--- BEGIN Records for the exercise ---
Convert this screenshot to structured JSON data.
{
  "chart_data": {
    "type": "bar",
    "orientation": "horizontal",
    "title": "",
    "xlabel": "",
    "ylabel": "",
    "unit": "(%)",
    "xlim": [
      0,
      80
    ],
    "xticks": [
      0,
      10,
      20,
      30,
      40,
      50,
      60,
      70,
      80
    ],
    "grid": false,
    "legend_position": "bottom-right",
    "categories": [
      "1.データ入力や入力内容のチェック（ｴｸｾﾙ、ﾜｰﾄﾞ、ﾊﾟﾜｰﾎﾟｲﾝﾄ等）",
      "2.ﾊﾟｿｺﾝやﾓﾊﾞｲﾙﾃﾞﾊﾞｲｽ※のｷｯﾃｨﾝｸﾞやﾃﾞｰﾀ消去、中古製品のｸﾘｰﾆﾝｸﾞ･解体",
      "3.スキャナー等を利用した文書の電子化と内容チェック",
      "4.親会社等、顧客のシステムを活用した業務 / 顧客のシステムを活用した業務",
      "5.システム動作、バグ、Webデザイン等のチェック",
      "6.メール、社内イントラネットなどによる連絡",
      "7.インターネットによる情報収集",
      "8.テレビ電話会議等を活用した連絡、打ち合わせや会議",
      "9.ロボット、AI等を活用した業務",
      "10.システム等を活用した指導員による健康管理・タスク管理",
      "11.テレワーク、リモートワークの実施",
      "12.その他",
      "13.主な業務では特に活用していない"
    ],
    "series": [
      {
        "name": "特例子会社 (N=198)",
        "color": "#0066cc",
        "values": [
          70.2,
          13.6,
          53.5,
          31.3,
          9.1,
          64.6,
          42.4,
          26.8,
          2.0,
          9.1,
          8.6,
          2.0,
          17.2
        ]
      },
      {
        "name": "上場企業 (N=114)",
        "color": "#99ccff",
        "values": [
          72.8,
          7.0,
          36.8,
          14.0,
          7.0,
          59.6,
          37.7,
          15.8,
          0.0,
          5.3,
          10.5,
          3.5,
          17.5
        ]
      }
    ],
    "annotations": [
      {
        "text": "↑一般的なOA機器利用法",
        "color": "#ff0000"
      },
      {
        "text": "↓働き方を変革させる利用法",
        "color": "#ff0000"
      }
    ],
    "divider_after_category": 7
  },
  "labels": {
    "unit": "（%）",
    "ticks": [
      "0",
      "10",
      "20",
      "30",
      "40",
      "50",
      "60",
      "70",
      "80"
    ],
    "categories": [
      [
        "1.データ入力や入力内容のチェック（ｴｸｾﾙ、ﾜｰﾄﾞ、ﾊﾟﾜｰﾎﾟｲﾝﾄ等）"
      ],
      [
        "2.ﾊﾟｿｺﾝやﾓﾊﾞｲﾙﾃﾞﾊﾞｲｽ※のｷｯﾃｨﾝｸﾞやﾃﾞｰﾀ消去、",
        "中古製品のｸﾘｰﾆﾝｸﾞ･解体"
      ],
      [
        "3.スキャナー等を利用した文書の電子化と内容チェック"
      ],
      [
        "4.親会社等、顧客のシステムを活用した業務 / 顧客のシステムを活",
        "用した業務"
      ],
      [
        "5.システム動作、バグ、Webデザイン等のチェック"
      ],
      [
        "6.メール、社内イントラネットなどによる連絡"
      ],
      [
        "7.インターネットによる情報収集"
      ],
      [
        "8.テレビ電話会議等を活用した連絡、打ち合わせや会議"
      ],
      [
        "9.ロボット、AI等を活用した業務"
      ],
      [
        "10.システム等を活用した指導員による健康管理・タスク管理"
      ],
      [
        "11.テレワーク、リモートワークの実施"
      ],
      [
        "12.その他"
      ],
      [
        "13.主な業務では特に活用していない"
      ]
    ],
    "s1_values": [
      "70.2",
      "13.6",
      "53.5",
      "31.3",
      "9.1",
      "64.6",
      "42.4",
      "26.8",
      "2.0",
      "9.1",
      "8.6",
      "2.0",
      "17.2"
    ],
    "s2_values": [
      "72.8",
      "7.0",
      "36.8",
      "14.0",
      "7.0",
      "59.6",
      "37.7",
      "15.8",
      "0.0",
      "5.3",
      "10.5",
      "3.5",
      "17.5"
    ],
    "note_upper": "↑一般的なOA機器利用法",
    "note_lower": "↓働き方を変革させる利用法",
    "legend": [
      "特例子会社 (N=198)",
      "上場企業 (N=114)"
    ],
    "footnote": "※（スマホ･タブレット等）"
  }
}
--- END Records for the exercise ---
#### Problem to work on
Scan the listing above and identify each line holding the string "働き方を変革させる利用法"; copy every such line.

#### Reply to the exercise
        "text": "↓働き方を変革させる利用法",
    "note_lower": "↓働き方を変革させる利用法",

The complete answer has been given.